→ ITEMS
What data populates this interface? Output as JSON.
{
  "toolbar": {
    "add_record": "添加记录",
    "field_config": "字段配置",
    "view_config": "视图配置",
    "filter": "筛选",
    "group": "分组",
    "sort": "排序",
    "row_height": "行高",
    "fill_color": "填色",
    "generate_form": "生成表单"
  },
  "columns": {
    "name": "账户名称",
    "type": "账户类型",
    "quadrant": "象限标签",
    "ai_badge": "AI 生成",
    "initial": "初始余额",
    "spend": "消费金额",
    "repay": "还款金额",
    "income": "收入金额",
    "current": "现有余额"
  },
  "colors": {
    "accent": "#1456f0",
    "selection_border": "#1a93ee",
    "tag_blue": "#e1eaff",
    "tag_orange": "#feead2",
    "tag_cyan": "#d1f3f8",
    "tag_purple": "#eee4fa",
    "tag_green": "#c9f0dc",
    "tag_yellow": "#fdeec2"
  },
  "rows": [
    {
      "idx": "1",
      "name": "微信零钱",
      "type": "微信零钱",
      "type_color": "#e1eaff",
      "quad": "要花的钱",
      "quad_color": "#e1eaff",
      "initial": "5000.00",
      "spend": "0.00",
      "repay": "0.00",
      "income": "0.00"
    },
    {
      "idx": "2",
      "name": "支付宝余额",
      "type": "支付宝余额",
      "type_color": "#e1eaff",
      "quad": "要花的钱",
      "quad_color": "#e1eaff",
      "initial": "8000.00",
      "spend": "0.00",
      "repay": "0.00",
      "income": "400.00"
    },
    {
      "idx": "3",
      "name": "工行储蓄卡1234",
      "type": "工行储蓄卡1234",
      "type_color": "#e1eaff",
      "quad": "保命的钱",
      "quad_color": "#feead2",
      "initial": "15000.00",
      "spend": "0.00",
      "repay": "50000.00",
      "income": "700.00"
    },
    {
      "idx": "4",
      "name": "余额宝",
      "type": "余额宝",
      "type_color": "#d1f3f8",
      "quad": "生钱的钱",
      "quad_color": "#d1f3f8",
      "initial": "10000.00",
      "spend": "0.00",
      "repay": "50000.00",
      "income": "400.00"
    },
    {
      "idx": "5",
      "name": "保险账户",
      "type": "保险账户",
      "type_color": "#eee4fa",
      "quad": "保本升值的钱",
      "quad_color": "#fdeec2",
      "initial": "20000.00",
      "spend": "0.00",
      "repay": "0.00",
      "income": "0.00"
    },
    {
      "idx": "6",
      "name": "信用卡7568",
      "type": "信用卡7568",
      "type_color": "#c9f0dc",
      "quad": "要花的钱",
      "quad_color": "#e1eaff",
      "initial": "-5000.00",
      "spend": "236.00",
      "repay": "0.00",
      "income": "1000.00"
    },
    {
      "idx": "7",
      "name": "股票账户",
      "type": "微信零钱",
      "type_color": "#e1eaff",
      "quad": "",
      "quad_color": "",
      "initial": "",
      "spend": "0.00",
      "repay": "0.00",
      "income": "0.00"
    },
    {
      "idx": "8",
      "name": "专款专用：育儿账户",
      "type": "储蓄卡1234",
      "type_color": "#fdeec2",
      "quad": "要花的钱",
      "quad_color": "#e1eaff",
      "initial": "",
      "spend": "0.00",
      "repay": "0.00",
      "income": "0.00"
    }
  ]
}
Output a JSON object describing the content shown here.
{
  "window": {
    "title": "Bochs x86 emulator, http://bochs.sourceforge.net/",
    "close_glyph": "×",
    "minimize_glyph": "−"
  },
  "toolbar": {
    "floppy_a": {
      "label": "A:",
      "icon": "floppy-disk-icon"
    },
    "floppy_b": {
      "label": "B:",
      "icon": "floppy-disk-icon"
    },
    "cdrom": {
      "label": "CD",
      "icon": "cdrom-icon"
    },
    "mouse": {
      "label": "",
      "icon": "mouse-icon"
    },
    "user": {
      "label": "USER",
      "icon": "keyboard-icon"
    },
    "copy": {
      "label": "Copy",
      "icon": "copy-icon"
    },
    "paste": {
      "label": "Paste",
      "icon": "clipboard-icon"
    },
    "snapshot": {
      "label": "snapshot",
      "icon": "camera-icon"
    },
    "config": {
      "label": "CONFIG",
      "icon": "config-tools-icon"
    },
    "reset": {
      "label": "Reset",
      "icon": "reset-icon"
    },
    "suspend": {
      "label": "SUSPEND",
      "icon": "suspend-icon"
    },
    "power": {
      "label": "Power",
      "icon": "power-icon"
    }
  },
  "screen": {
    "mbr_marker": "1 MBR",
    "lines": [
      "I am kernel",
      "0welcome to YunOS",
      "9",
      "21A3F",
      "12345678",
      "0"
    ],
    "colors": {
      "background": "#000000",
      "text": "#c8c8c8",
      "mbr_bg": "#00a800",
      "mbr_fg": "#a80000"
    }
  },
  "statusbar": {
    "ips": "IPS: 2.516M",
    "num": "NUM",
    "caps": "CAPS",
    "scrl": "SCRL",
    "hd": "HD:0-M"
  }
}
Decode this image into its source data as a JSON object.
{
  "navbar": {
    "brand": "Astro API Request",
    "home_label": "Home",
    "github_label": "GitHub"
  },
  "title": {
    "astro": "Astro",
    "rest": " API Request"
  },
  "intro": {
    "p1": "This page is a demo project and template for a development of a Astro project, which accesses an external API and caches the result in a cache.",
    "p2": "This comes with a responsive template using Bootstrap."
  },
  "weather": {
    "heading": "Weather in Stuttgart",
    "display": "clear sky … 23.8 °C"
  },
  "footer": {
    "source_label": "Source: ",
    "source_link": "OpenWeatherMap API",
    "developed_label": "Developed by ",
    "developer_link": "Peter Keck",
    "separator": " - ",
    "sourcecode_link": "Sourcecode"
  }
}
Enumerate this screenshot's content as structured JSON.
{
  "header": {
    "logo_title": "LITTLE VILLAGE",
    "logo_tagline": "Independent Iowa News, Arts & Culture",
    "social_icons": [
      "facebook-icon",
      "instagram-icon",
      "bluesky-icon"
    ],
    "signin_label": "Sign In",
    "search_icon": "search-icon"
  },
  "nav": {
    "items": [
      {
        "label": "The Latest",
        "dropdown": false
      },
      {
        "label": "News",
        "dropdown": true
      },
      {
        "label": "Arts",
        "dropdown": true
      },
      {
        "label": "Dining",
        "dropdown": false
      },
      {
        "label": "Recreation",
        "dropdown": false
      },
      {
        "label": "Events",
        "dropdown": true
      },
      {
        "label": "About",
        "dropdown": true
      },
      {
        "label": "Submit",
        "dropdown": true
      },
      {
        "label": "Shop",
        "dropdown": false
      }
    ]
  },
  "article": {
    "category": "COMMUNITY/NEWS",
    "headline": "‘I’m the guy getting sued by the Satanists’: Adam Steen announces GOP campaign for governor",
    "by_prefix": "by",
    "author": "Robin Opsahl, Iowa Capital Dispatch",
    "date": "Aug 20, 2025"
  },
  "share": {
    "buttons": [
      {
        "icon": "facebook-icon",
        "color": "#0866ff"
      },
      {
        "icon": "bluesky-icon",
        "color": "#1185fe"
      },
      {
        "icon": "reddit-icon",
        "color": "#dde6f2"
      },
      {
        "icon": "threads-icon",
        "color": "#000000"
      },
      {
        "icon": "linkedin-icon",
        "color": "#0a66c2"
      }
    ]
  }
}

→ TASK STATEMENT
Quote every entry exactly.

→ ANSWER IN FULL
What data populates this interface? Output as JSON.
{
  "toolbar": {
    "add_record": "添加记录",
    "field_config": "字段配置",
    "view_config": "视图配置",
    "filter": "筛选",
    "group": "分组",
    "sort": "排序",
    "row_height": "行高",
    "fill_color": "填色",
    "generate_form": "生成表单"
  },
  "columns": {
    "name": "账户名称",
    "type": "账户类型",
    "quadrant": "象限标签",
    "ai_badge": "AI 生成",
    "initial": "初始余额",
    "spend": "消费金额",
    "repay": "还款金额",
    "income": "收入金额",
    "current": "现有余额"
  },
  "colors": {
    "accent": "#1456f0",
    "selection_border": "#1a93ee",
    "tag_blue": "#e1eaff",
    "tag_orange": "#feead2",
    "tag_cyan": "#d1f3f8",
    "tag_purple": "#eee4fa",
    "tag_green": "#c9f0dc",
    "tag_yellow": "#fdeec2"
  },
  "rows": [
    {
      "idx": "1",
      "name": "微信零钱",
      "type": "微信零钱",
      "type_color": "#e1eaff",
      "quad": "要花的钱",
      "quad_color": "#e1eaff",
      "initial": "5000.00",
      "spend": "0.00",
      "repay": "0.00",
      "income": "0.00"
    },
    {
      "idx": "2",
      "name": "支付宝余额",
      "type": "支付宝余额",
      "type_color": "#e1eaff",
      "quad": "要花的钱",
      "quad_color": "#e1eaff",
      "initial": "8000.00",
      "spend": "0.00",
      "repay": "0.00",
      "income": "400.00"
    },
    {
      "idx": "3",
      "name": "工行储蓄卡1234",
      "type": "工行储蓄卡1234",
      "type_color": "#e1eaff",
      "quad": "保命的钱",
      "quad_color": "#feead2",
      "initial": "15000.00",
      "spend": "0.00",
      "repay": "50000.00",
      "income": "700.00"
    },
    {
      "idx": "4",
      "name": "余额宝",
      "type": "余额宝",
      "type_color": "#d1f3f8",
      "quad": "生钱的钱",
      "quad_color": "#d1f3f8",
      "initial": "10000.00",
      "spend": "0.00",
      "repay": "50000.00",
      "income": "400.00"
    },
    {
      "idx": "5",
      "name": "保险账户",
      "type": "保险账户",
      "type_color": "#eee4fa",
      "quad": "保本升值的钱",
      "quad_color": "#fdeec2",
      "initial": "20000.00",
      "spend": "0.00",
      "repay": "0.00",
      "income": "0.00"
    },
    {
      "idx": "6",
      "name": "信用卡7568",
      "type": "信用卡7568",
      "type_color": "#c9f0dc",
      "quad": "要花的钱",
      "quad_color": "#e1eaff",
      "initial": "-5000.00",
      "spend": "236.00",
      "repay": "0.00",
      "income": "1000.00"
    },
    {
      "idx": "7",
      "name": "股票账户",
      "type": "微信零钱",
      "type_color": "#e1eaff",
      "quad": "",
      "quad_color": "",
      "initial": "",
      "spend": "0.00",
      "repay": "0.00",
      "income": "0.00"
    },
    {
      "idx": "8",
      "name": "专款专用：育儿账户",
      "type": "储蓄卡1234",
      "type_color": "#fdeec2",
      "quad": "要花的钱",
      "quad_color": "#e1eaff",
      "initial": "",
      "spend": "0.00",
      "repay": "0.00",
      "income": "0.00"
    }
  ]
}
Output a JSON object describing the content shown here.
{
  "window": {
    "title": "Bochs x86 emulator, http://bochs.sourceforge.net/",
    "close_glyph": "×",
    "minimize_glyph": "−"
  },
  "toolbar": {
    "floppy_a": {
      "label": "A:",
      "icon": "floppy-disk-icon"
    },
    "floppy_b": {
      "label": "B:",
      "icon": "floppy-disk-icon"
    },
    "cdrom": {
      "label": "CD",
      "icon": "cdrom-icon"
    },
    "mouse": {
      "label": "",
      "icon": "mouse-icon"
    },
    "user": {
      "label": "USER",
      "icon": "keyboard-icon"
    },
    "copy": {
      "label": "Copy",
      "icon": "copy-icon"
    },
    "paste": {
      "label": "Paste",
      "icon": "clipboard-icon"
    },
    "snapshot": {
      "label": "snapshot",
      "icon": "camera-icon"
    },
    "config": {
      "label": "CONFIG",
      "icon": "config-tools-icon"
    },
    "reset": {
      "label": "Reset",
      "icon": "reset-icon"
    },
    "suspend": {
      "label": "SUSPEND",
      "icon": "suspend-icon"
    },
    "power": {
      "label": "Power",
      "icon": "power-icon"
    }
  },
  "screen": {
    "mbr_marker": "1 MBR",
    "lines": [
      "I am kernel",
      "0welcome to YunOS",
      "9",
      "21A3F",
      "12345678",
      "0"
    ],
    "colors": {
      "background": "#000000",
      "text": "#c8c8c8",
      "mbr_bg": "#00a800",
      "mbr_fg": "#a80000"
    }
  },
  "statusbar": {
    "ips": "IPS: 2.516M",
    "num": "NUM",
    "caps": "CAPS",
    "scrl": "SCRL",
    "hd": "HD:0-M"
  }
}
Decode this image into its source data as a JSON object.
{
  "navbar": {
    "brand": "Astro API Request",
    "home_label": "Home",
    "github_label": "GitHub"
  },
  "title": {
    "astro": "Astro",
    "rest": " API Request"
  },
  "intro": {
    "p1": "This page is a demo project and template for a development of a Astro project, which accesses an external API and caches the result in a cache.",
    "p2": "This comes with a responsive template using Bootstrap."
  },
  "weather": {
    "heading": "Weather in Stuttgart",
    "display": "clear sky … 23.8 °C"
  },
  "footer": {
    "source_label": "Source: ",
    "source_link": "OpenWeatherMap API",
    "developed_label": "Developed by ",
    "developer_link": "Peter Keck",
    "separator": " - ",
    "sourcecode_link": "Sourcecode"
  }
}
Enumerate this screenshot's content as structured JSON.
{
  "header": {
    "logo_title": "LITTLE VILLAGE",
    "logo_tagline": "Independent Iowa News, Arts & Culture",
    "social_icons": [
      "facebook-icon",
      "instagram-icon",
      "bluesky-icon"
    ],
    "signin_label": "Sign In",
    "search_icon": "search-icon"
  },
  "nav": {
    "items": [
      {
        "label": "The Latest",
        "dropdown": false
      },
      {
        "label": "News",
        "dropdown": true
      },
      {
        "label": "Arts",
        "dropdown": true
      },
      {
        "label": "Dining",
        "dropdown": false
      },
      {
        "label": "Recreation",
        "dropdown": false
      },
      {
        "label": "Events",
        "dropdown": true
      },
      {
        "label": "About",
        "dropdown": true
      },
      {
        "label": "Submit",
        "dropdown": true
      },
      {
        "label": "Shop",
        "dropdown": false
      }
    ]
  },
  "article": {
    "category": "COMMUNITY/NEWS",
    "headline": "‘I’m the guy getting sued by the Satanists’: Adam Steen announces GOP campaign for governor",
    "by_prefix": "by",
    "author": "Robin Opsahl, Iowa Capital Dispatch",
    "date": "Aug 20, 2025"
  },
  "share": {
    "buttons": [
      {
        "icon": "facebook-icon",
        "color": "#0866ff"
      },
      {
        "icon": "bluesky-icon",
        "color": "#1185fe"
      },
      {
        "icon": "reddit-icon",
        "color": "#dde6f2"
      },
      {
        "icon": "threads-icon",
        "color": "#000000"
      },
      {
        "icon": "linkedin-icon",
        "color": "#0a66c2"
      }
    ]
  }
}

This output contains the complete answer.